### Passage shown:
>> begin

The image apparently inspired a fair amount of indignation, and even outrage, in certain quarters in Europe. New Yorkers, however, are fairly inured to seeing rich and powerful men in handcuffs. Certainly it's been a major source of entertainment since I arrived here back in 1980. There's something deeply satisfying in the apparent incongruity of a well-cut business suit and handcuffs.
Back in the 1980s, during one of Wall Street's earlier bursts of irrational exuberance and criminal excess, then prosecutor Rudolph Giuliani made a specialty of cuffing white-collar criminals and presenting them for the cameras. Giuliani was criticised by some people for this behaviour, especially after some of the accused were acquitted, but the general public enjoyed seeing stockbrokers and investment bankers treated in the same fashion as other putative thieves.
More recently we saw Raj Rajaratnam, the billionaire head of the Galleon fund, being taken from FBI headquarters in New York after his conviction on insider-trading charges. Mayor Michael Bloomberg, responding to criticism of the so-called perp walk, defended the practice: "The public can see the alleged perpetrators," he said. "I think it is humiliating," he added. "But if you don't want to do the perp walk, don't do the crime." The mayor seems to have forgotten about the presumption of innocence, but his statement probably reflects the attitude of his constituents pretty accurately. New York's a tough place. Deal with it.
For blue-collar New Yorkers, no doubt, the prospect of seeing a French banker in handcuffs was deeply pleasing, particularly in the wake of the recession, which many blame on the big banks of Wall Street. And we can't entirely discount Francophobia, which is far less prevalent here than in the heartland but which is fanned and fomented on a regular basis by the Rupert Murdoch-owned New York Post, which famously, in the run-up to the Iraq war, branded the entire nation "Cheese Eating Surrender Monkeys." At that time the Post eagerly promoted stories about boycotts against French products, printing pictures of patriots pouring bottles of Bordeaux in the gutter, although it's doubtful that any Chateau Margaux was lost in the process.
For Post readers, at least, Strauss-Kahn seems to have been born for the role of Arrogant Frog. But even for the more cosmopolitan readers of the New York Times – liberal Democrats who opposed the war in Iraq and consider themselves Francophiles – there's not a lot of sympathy for Strauss-Kahn, and not much indignation about his treatment. For this group – my tribe – two components of the liberal temperament are in conflict, and the tenets of feminism seem to be trumping concerns about civil liberties. Our sympathies tend toward the alleged victim, a Ghanaian immigrant and political refugee who somehow manages to support her daughter in this tough city on the minimum wage.
Among those I have spoken to there's a belated feeling that Europe is decidedly backward on the subjects of women's rights and sexual harassment. I say belated because during the Monica Lewinsky scandal we all spoke approvingly of the sophistication of the French, who didn't hold their leaders to some unrealistic standard of sexual purity, who in fact expected their (male) leaders to dally and stray and seduce. Look at François Mitterrand, we all said – it was an open secret that he kept a mistress and no one in France held it against him. In fact they seemed to think more of him for it.

>> end

### Dataset section:
>> begin

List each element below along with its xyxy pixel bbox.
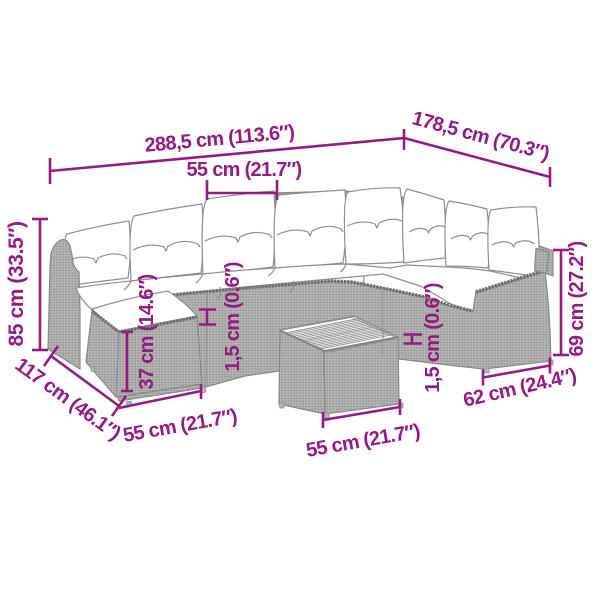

>> end

Reword the essay on perp walks between "Back in the" and "other putative thieves.", inclusive, so that "stockbrokers" becomes "bond traders". You can set the data aside, since none of it is needed.

Back in the 1980s, during one of Wall Street's earlier bursts of irrational exuberance and criminal excess, then prosecutor Rudolph Giuliani made a specialty of cuffing white-collar criminals and presenting them for the cameras. Giuliani was criticised by some people for this behaviour, especially after some of the accused were acquitted, but the general public enjoyed seeing bond traders and investment bankers treated in the same fashion as other putative thieves.